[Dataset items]
....................

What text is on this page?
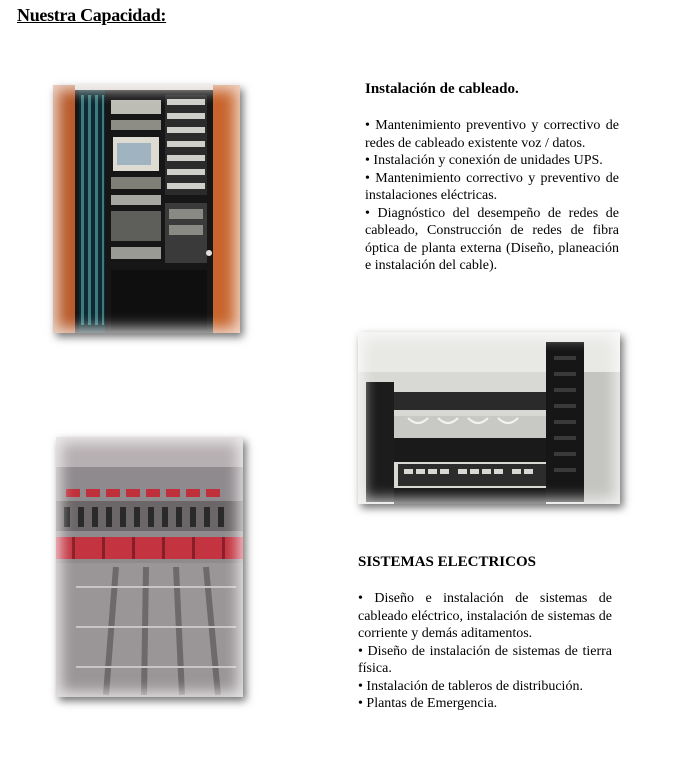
Nuestra Capacidad:
Instalación de cableado.

• Mantenimiento preventivo y correctivo de redes de cableado existente voz / datos.

• Instalación y conexión de unidades UPS.

• Mantenimiento correctivo y preventivo de instalaciones eléctricas.

• Diagnóstico del desempeño de redes de cableado, Construcción de redes de fibra óptica de planta externa (Diseño, planeación e instalación del cable).

SISTEMAS ELECTRICOS

• Diseño e instalación de sistemas de cableado eléctrico, instalación de sistemas de corriente y demás aditamentos.

• Diseño de instalación de sistemas de tierra física.

• Instalación de tableros de distribución.

• Plantas de Emergencia.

....................

**Aim of the task:** Search the entries for "Mantenimiento" and copy out each line that has it.

**Answer to this exercise:**
• Mantenimiento preventivo y correctivo de redes de cableado existente voz / datos.
• Mantenimiento correctivo y preventivo de instalaciones eléctricas.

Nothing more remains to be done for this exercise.